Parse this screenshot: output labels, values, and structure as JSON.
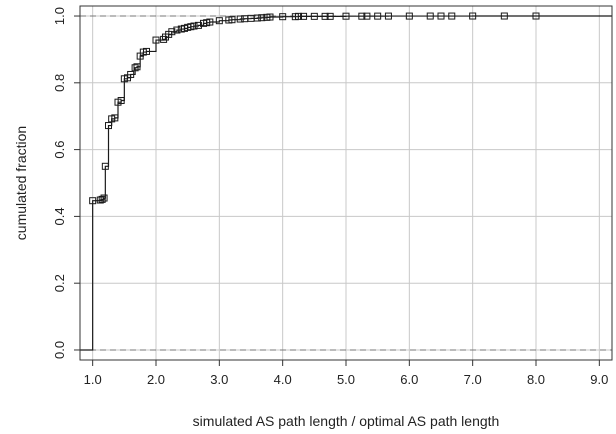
{
  "chart_data": {
    "type": "line",
    "subtype": "empirical-cdf-step",
    "xlabel": "simulated AS path length / optimal AS path length",
    "ylabel": "cumulated fraction",
    "xlim": [
      0.8,
      9.2
    ],
    "ylim": [
      -0.03,
      1.03
    ],
    "x_ticks": [
      1.0,
      2.0,
      3.0,
      4.0,
      5.0,
      6.0,
      7.0,
      8.0,
      9.0
    ],
    "x_tick_labels": [
      "1.0",
      "2.0",
      "3.0",
      "4.0",
      "5.0",
      "6.0",
      "7.0",
      "8.0",
      "9.0"
    ],
    "y_ticks": [
      0.0,
      0.2,
      0.4,
      0.6,
      0.8,
      1.0
    ],
    "y_tick_labels": [
      "0.0",
      "0.2",
      "0.4",
      "0.6",
      "0.8",
      "1.0"
    ],
    "grid": true,
    "reference_lines_y": [
      0.0,
      1.0
    ],
    "marker": "open-square",
    "line_color": "#1a1a1a",
    "grid_color": "#c8c8c8",
    "series": [
      {
        "x": [
          1.0,
          1.12,
          1.15,
          1.18,
          1.2,
          1.25,
          1.3,
          1.35,
          1.4,
          1.45,
          1.5,
          1.55,
          1.6,
          1.67,
          1.7,
          1.75,
          1.8,
          1.85,
          2.0,
          2.12,
          2.15,
          2.2,
          2.25,
          2.33,
          2.4,
          2.45,
          2.5,
          2.55,
          2.6,
          2.67,
          2.75,
          2.8,
          2.85,
          3.0,
          3.15,
          3.2,
          3.33,
          3.4,
          3.5,
          3.6,
          3.67,
          3.75,
          3.8,
          4.0,
          4.2,
          4.25,
          4.33,
          4.5,
          4.67,
          4.75,
          5.0,
          5.25,
          5.33,
          5.5,
          5.67,
          6.0,
          6.33,
          6.5,
          6.67,
          7.0,
          7.5,
          8.0
        ],
        "y": [
          0.447,
          0.449,
          0.451,
          0.455,
          0.55,
          0.672,
          0.692,
          0.695,
          0.742,
          0.747,
          0.812,
          0.815,
          0.825,
          0.845,
          0.848,
          0.88,
          0.892,
          0.894,
          0.928,
          0.93,
          0.937,
          0.945,
          0.953,
          0.958,
          0.961,
          0.963,
          0.966,
          0.968,
          0.97,
          0.972,
          0.978,
          0.98,
          0.982,
          0.986,
          0.988,
          0.989,
          0.991,
          0.992,
          0.993,
          0.994,
          0.995,
          0.996,
          0.997,
          0.998,
          0.998,
          0.999,
          0.999,
          0.999,
          0.999,
          0.999,
          0.9995,
          0.9995,
          0.9996,
          0.9997,
          0.9998,
          0.9998,
          0.9999,
          0.9999,
          0.9999,
          1.0,
          1.0,
          1.0
        ]
      }
    ]
  }
}
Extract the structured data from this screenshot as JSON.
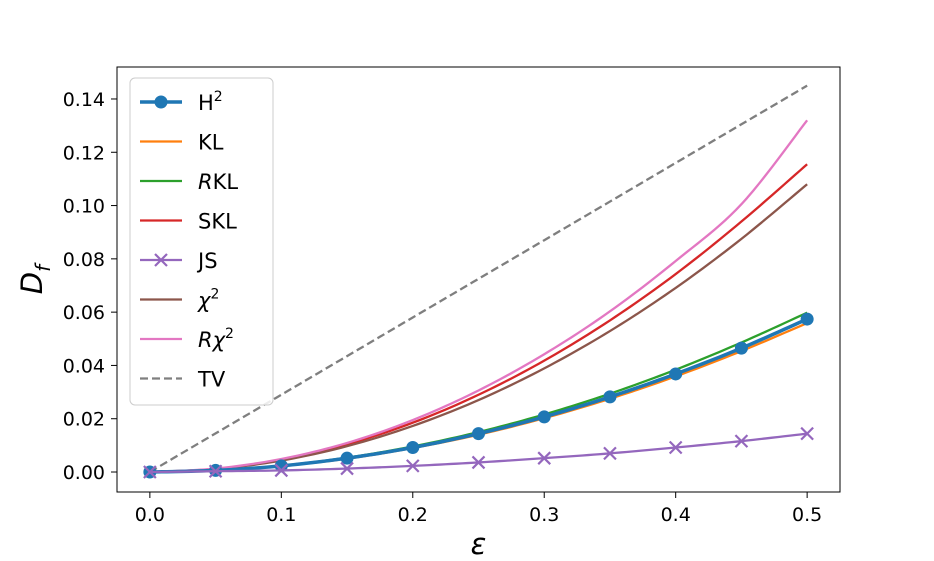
{
  "chart_data": {
    "type": "line",
    "title": "",
    "xlabel": "ε",
    "ylabel": "D",
    "ylabel_subscript": "f",
    "xlim": [
      -0.025,
      0.525
    ],
    "ylim": [
      -0.0075,
      0.152
    ],
    "xticks": [
      0.0,
      0.1,
      0.2,
      0.3,
      0.4,
      0.5
    ],
    "xtick_labels": [
      "0.0",
      "0.1",
      "0.2",
      "0.3",
      "0.4",
      "0.5"
    ],
    "yticks": [
      0.0,
      0.02,
      0.04,
      0.06,
      0.08,
      0.1,
      0.12,
      0.14
    ],
    "ytick_labels": [
      "0.00",
      "0.02",
      "0.04",
      "0.06",
      "0.08",
      "0.10",
      "0.12",
      "0.14"
    ],
    "grid": false,
    "legend_position": "top-left",
    "x": [
      0.0,
      0.05,
      0.1,
      0.15,
      0.2,
      0.25,
      0.3,
      0.35,
      0.4,
      0.45,
      0.5
    ],
    "series": [
      {
        "name": "H²",
        "label_main": "H",
        "label_sup": "2",
        "color": "#1f77b4",
        "style": "solid",
        "marker": "circle",
        "width": 3.5,
        "values": [
          0.0,
          0.0006,
          0.0023,
          0.0052,
          0.0092,
          0.0144,
          0.0207,
          0.0282,
          0.0368,
          0.0465,
          0.0574
        ]
      },
      {
        "name": "KL",
        "label_main": "KL",
        "color": "#ff7f0e",
        "style": "solid",
        "width": 2.3,
        "values": [
          0.0,
          0.0006,
          0.0023,
          0.005,
          0.009,
          0.014,
          0.0202,
          0.0275,
          0.0359,
          0.0454,
          0.0559
        ]
      },
      {
        "name": "RKL",
        "label_italic": "R",
        "label_main": "KL",
        "color": "#2ca02c",
        "style": "solid",
        "width": 2.3,
        "values": [
          0.0,
          0.0006,
          0.0024,
          0.0054,
          0.0096,
          0.015,
          0.0216,
          0.0294,
          0.0384,
          0.0486,
          0.0598
        ]
      },
      {
        "name": "SKL",
        "label_main": "SKL",
        "color": "#d62728",
        "style": "solid",
        "width": 2.3,
        "values": [
          0.0,
          0.0012,
          0.0046,
          0.0104,
          0.0185,
          0.029,
          0.0418,
          0.0569,
          0.0743,
          0.094,
          0.1155
        ]
      },
      {
        "name": "JS",
        "label_main": "JS",
        "color": "#9467bd",
        "style": "solid",
        "marker": "x",
        "width": 2.3,
        "values": [
          0.0,
          0.0003,
          0.0006,
          0.0013,
          0.0023,
          0.0036,
          0.0052,
          0.007,
          0.0092,
          0.0116,
          0.0144
        ]
      },
      {
        "name": "χ²",
        "label_italic": "χ",
        "label_sup": "2",
        "color": "#8c564b",
        "style": "solid",
        "width": 2.3,
        "values": [
          0.0,
          0.0011,
          0.0043,
          0.0097,
          0.0173,
          0.027,
          0.0389,
          0.0529,
          0.0691,
          0.0875,
          0.108
        ]
      },
      {
        "name": "Rχ²",
        "label_italic": "Rχ",
        "label_sup": "2",
        "color": "#e377c2",
        "style": "solid",
        "width": 2.3,
        "values": [
          0.0,
          0.0013,
          0.0049,
          0.0109,
          0.0195,
          0.0306,
          0.0442,
          0.0603,
          0.0792,
          0.1005,
          0.132
        ]
      },
      {
        "name": "TV",
        "label_main": "TV",
        "color": "#7f7f7f",
        "style": "dashed",
        "width": 2.3,
        "values": [
          0.0,
          0.0145,
          0.029,
          0.0435,
          0.058,
          0.0725,
          0.087,
          0.1015,
          0.116,
          0.1305,
          0.145
        ]
      }
    ]
  }
}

◆ ◆ ◆ ◆

**Task brief:**
The data above needs to be retyped exactly, with the images left out.

**Correct answer:**
Parse this screenshot: output labels, values, and structure as JSON.
{
  "chart_data": {
    "type": "line",
    "subtype": "empirical-cdf-step",
    "xlabel": "simulated AS path length / optimal AS path length",
    "ylabel": "cumulated fraction",
    "xlim": [
      0.8,
      9.2
    ],
    "ylim": [
      -0.03,
      1.03
    ],
    "x_ticks": [
      1.0,
      2.0,
      3.0,
      4.0,
      5.0,
      6.0,
      7.0,
      8.0,
      9.0
    ],
    "x_tick_labels": [
      "1.0",
      "2.0",
      "3.0",
      "4.0",
      "5.0",
      "6.0",
      "7.0",
      "8.0",
      "9.0"
    ],
    "y_ticks": [
      0.0,
      0.2,
      0.4,
      0.6,
      0.8,
      1.0
    ],
    "y_tick_labels": [
      "0.0",
      "0.2",
      "0.4",
      "0.6",
      "0.8",
      "1.0"
    ],
    "grid": true,
    "reference_lines_y": [
      0.0,
      1.0
    ],
    "marker": "open-square",
    "line_color": "#1a1a1a",
    "grid_color": "#c8c8c8",
    "series": [
      {
        "x": [
          1.0,
          1.12,
          1.15,
          1.18,
          1.2,
          1.25,
          1.3,
          1.35,
          1.4,
          1.45,
          1.5,
          1.55,
          1.6,
          1.67,
          1.7,
          1.75,
          1.8,
          1.85,
          2.0,
          2.12,
          2.15,
          2.2,
          2.25,
          2.33,
          2.4,
          2.45,
          2.5,
          2.55,
          2.6,
          2.67,
          2.75,
          2.8,
          2.85,
          3.0,
          3.15,
          3.2,
          3.33,
          3.4,
          3.5,
          3.6,
          3.67,
          3.75,
          3.8,
          4.0,
          4.2,
          4.25,
          4.33,
          4.5,
          4.67,
          4.75,
          5.0,
          5.25,
          5.33,
          5.5,
          5.67,
          6.0,
          6.33,
          6.5,
          6.67,
          7.0,
          7.5,
          8.0
        ],
        "y": [
          0.447,
          0.449,
          0.451,
          0.455,
          0.55,
          0.672,
          0.692,
          0.695,
          0.742,
          0.747,
          0.812,
          0.815,
          0.825,
          0.845,
          0.848,
          0.88,
          0.892,
          0.894,
          0.928,
          0.93,
          0.937,
          0.945,
          0.953,
          0.958,
          0.961,
          0.963,
          0.966,
          0.968,
          0.97,
          0.972,
          0.978,
          0.98,
          0.982,
          0.986,
          0.988,
          0.989,
          0.991,
          0.992,
          0.993,
          0.994,
          0.995,
          0.996,
          0.997,
          0.998,
          0.998,
          0.999,
          0.999,
          0.999,
          0.999,
          0.999,
          0.9995,
          0.9995,
          0.9996,
          0.9997,
          0.9998,
          0.9998,
          0.9999,
          0.9999,
          0.9999,
          1.0,
          1.0,
          1.0
        ]
      }
    ]
  }
}
Extract the structured data from this screenshot as JSON.
{
  "chart_data": {
    "type": "line",
    "title": "",
    "xlabel": "ε",
    "ylabel": "D",
    "ylabel_subscript": "f",
    "xlim": [
      -0.025,
      0.525
    ],
    "ylim": [
      -0.0075,
      0.152
    ],
    "xticks": [
      0.0,
      0.1,
      0.2,
      0.3,
      0.4,
      0.5
    ],
    "xtick_labels": [
      "0.0",
      "0.1",
      "0.2",
      "0.3",
      "0.4",
      "0.5"
    ],
    "yticks": [
      0.0,
      0.02,
      0.04,
      0.06,
      0.08,
      0.1,
      0.12,
      0.14
    ],
    "ytick_labels": [
      "0.00",
      "0.02",
      "0.04",
      "0.06",
      "0.08",
      "0.10",
      "0.12",
      "0.14"
    ],
    "grid": false,
    "legend_position": "top-left",
    "x": [
      0.0,
      0.05,
      0.1,
      0.15,
      0.2,
      0.25,
      0.3,
      0.35,
      0.4,
      0.45,
      0.5
    ],
    "series": [
      {
        "name": "H²",
        "label_main": "H",
        "label_sup": "2",
        "color": "#1f77b4",
        "style": "solid",
        "marker": "circle",
        "width": 3.5,
        "values": [
          0.0,
          0.0006,
          0.0023,
          0.0052,
          0.0092,
          0.0144,
          0.0207,
          0.0282,
          0.0368,
          0.0465,
          0.0574
        ]
      },
      {
        "name": "KL",
        "label_main": "KL",
        "color": "#ff7f0e",
        "style": "solid",
        "width": 2.3,
        "values": [
          0.0,
          0.0006,
          0.0023,
          0.005,
          0.009,
          0.014,
          0.0202,
          0.0275,
          0.0359,
          0.0454,
          0.0559
        ]
      },
      {
        "name": "RKL",
        "label_italic": "R",
        "label_main": "KL",
        "color": "#2ca02c",
        "style": "solid",
        "width": 2.3,
        "values": [
          0.0,
          0.0006,
          0.0024,
          0.0054,
          0.0096,
          0.015,
          0.0216,
          0.0294,
          0.0384,
          0.0486,
          0.0598
        ]
      },
      {
        "name": "SKL",
        "label_main": "SKL",
        "color": "#d62728",
        "style": "solid",
        "width": 2.3,
        "values": [
          0.0,
          0.0012,
          0.0046,
          0.0104,
          0.0185,
          0.029,
          0.0418,
          0.0569,
          0.0743,
          0.094,
          0.1155
        ]
      },
      {
        "name": "JS",
        "label_main": "JS",
        "color": "#9467bd",
        "style": "solid",
        "marker": "x",
        "width": 2.3,
        "values": [
          0.0,
          0.0003,
          0.0006,
          0.0013,
          0.0023,
          0.0036,
          0.0052,
          0.007,
          0.0092,
          0.0116,
          0.0144
        ]
      },
      {
        "name": "χ²",
        "label_italic": "χ",
        "label_sup": "2",
        "color": "#8c564b",
        "style": "solid",
        "width": 2.3,
        "values": [
          0.0,
          0.0011,
          0.0043,
          0.0097,
          0.0173,
          0.027,
          0.0389,
          0.0529,
          0.0691,
          0.0875,
          0.108
        ]
      },
      {
        "name": "Rχ²",
        "label_italic": "Rχ",
        "label_sup": "2",
        "color": "#e377c2",
        "style": "solid",
        "width": 2.3,
        "values": [
          0.0,
          0.0013,
          0.0049,
          0.0109,
          0.0195,
          0.0306,
          0.0442,
          0.0603,
          0.0792,
          0.1005,
          0.132
        ]
      },
      {
        "name": "TV",
        "label_main": "TV",
        "color": "#7f7f7f",
        "style": "dashed",
        "width": 2.3,
        "values": [
          0.0,
          0.0145,
          0.029,
          0.0435,
          0.058,
          0.0725,
          0.087,
          0.1015,
          0.116,
          0.1305,
          0.145
        ]
      }
    ]
  }
}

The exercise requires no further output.